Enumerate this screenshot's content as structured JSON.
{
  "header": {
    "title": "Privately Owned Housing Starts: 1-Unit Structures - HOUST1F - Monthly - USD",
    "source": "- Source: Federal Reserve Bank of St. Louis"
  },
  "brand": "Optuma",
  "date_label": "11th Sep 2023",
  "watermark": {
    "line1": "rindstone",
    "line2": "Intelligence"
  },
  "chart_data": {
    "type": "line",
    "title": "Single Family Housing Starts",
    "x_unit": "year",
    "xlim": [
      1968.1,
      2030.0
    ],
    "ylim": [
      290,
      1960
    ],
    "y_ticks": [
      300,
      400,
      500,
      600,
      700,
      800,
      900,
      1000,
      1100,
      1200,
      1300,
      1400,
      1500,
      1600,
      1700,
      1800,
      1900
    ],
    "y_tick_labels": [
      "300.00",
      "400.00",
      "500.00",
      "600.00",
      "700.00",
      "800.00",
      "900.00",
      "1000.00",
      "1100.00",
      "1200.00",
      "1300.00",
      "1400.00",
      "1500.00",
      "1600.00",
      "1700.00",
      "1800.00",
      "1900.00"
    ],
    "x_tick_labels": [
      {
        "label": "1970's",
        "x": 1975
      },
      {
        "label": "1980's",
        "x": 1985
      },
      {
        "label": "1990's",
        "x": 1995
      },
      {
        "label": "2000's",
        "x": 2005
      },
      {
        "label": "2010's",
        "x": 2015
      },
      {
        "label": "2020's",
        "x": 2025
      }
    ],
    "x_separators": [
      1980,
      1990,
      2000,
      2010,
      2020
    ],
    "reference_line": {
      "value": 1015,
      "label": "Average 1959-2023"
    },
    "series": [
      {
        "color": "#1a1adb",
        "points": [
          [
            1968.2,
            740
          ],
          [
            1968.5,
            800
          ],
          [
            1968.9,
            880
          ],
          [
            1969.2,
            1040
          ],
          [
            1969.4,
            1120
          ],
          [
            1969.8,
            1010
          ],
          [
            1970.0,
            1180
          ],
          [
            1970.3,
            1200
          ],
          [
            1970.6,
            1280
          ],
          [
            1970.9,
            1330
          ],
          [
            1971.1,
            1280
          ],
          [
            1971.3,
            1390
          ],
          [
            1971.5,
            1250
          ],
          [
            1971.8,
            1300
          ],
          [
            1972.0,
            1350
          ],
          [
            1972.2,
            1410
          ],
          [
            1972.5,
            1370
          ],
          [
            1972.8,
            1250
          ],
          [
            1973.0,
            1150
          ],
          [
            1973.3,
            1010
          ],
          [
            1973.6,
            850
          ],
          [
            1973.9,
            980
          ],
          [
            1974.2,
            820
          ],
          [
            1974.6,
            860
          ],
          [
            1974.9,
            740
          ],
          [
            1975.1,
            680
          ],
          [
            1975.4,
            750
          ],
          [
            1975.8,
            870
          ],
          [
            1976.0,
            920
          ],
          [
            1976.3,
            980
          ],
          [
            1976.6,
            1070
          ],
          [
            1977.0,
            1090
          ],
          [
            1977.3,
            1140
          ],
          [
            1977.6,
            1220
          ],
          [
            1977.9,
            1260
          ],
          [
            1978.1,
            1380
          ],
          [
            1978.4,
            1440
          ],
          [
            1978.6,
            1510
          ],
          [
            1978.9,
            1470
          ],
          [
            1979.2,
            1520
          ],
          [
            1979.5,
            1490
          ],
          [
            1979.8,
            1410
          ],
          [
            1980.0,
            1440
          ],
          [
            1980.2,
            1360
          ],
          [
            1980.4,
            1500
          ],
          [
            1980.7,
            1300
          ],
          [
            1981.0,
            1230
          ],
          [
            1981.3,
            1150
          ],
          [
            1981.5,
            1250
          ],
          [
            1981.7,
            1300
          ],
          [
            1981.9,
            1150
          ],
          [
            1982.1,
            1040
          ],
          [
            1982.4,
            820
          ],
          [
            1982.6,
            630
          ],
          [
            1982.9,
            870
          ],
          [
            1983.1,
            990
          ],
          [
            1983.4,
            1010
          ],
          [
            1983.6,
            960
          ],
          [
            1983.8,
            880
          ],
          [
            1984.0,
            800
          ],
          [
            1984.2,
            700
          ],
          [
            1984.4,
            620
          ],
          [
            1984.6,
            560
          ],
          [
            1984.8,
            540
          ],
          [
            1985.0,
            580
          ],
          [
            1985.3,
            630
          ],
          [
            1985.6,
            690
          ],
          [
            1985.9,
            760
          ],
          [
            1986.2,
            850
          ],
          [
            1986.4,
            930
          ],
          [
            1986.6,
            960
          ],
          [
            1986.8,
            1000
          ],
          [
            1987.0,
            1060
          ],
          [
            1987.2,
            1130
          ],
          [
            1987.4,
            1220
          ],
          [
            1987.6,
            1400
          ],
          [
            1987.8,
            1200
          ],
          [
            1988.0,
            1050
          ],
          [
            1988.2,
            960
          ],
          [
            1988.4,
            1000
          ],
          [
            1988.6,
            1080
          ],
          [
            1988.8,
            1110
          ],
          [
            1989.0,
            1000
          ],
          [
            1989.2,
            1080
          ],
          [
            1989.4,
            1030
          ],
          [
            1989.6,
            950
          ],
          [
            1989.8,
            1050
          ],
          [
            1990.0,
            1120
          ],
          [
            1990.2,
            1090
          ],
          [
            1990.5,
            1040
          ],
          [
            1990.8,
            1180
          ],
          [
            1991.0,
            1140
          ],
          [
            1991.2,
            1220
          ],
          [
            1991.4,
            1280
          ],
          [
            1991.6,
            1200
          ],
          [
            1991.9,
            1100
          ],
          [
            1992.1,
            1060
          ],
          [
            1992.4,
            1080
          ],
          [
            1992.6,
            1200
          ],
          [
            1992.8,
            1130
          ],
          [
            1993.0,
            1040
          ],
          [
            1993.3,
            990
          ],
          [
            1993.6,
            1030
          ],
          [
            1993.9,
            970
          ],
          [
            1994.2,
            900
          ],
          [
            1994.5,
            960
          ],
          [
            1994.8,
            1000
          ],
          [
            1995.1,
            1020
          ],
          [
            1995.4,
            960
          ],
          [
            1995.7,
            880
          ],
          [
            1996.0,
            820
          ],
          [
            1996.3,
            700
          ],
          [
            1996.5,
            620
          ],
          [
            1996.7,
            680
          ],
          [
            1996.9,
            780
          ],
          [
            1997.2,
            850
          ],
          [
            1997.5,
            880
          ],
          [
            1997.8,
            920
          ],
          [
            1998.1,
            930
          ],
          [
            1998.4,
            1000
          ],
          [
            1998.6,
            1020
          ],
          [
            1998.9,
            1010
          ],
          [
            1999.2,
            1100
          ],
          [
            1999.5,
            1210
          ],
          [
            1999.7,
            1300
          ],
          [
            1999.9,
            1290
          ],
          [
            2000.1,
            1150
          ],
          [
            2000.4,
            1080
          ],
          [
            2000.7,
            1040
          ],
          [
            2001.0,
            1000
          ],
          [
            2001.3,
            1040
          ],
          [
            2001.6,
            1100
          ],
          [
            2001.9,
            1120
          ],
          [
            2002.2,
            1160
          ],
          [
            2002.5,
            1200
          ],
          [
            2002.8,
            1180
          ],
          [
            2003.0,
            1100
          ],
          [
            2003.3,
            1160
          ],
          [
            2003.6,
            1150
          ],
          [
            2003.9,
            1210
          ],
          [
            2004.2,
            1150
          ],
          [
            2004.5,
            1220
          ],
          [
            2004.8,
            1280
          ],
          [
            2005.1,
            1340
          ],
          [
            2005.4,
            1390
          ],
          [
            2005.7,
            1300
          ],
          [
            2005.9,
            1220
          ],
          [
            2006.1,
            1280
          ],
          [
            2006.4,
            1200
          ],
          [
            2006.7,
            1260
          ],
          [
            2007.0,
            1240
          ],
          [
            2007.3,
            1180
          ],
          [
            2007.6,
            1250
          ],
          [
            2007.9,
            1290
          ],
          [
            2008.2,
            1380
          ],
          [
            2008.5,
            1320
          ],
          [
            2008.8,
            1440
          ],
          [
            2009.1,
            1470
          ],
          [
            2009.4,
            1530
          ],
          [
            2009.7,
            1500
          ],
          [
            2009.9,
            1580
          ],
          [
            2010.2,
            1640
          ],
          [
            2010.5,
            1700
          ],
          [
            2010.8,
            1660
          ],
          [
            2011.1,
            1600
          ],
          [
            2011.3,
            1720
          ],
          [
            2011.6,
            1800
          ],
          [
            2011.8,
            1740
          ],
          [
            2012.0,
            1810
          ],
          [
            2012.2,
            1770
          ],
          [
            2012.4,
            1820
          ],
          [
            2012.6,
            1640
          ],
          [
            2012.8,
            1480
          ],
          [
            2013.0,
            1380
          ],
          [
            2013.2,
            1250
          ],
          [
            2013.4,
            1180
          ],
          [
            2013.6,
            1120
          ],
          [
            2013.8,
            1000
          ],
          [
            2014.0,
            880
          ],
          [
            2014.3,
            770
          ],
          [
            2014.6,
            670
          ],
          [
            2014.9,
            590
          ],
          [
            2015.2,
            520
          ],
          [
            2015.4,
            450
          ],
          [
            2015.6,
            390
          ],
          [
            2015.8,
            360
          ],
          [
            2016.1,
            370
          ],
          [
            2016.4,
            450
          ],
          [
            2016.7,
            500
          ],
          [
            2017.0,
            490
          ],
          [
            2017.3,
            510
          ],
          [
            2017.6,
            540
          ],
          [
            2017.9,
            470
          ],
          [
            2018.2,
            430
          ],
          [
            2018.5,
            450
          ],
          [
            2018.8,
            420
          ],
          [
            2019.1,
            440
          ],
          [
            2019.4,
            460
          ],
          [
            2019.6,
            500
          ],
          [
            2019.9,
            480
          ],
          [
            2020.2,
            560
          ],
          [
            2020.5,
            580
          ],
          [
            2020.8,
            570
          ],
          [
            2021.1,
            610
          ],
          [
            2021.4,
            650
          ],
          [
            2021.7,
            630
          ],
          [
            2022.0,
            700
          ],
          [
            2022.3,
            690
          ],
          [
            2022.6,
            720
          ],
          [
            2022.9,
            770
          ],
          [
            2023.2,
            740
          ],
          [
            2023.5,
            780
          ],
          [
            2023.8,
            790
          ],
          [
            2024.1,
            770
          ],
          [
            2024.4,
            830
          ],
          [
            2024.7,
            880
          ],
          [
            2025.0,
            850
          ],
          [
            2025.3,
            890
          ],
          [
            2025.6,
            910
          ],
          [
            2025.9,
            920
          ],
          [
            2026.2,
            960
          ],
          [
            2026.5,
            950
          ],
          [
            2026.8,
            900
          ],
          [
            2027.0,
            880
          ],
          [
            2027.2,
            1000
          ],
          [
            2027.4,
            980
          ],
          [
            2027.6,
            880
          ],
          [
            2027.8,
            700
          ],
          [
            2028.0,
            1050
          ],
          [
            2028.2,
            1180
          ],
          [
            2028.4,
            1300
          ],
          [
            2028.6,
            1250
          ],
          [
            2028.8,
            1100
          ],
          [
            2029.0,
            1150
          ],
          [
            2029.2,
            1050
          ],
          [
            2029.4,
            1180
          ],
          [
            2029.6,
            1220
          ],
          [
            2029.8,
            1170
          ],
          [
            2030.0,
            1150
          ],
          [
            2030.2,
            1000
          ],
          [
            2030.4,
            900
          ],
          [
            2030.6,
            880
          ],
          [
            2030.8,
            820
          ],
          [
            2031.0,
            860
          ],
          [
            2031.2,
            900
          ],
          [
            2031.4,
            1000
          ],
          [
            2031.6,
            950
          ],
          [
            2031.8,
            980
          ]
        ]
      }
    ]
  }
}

THE EXERCISE: Find "title". Copy every line it occurs in.

SOLUTION:
    "title": "Privately Owned Housing Starts: 1-Unit Structures - HOUST1F - Monthly - USD",
    "title": "Single Family Housing Starts",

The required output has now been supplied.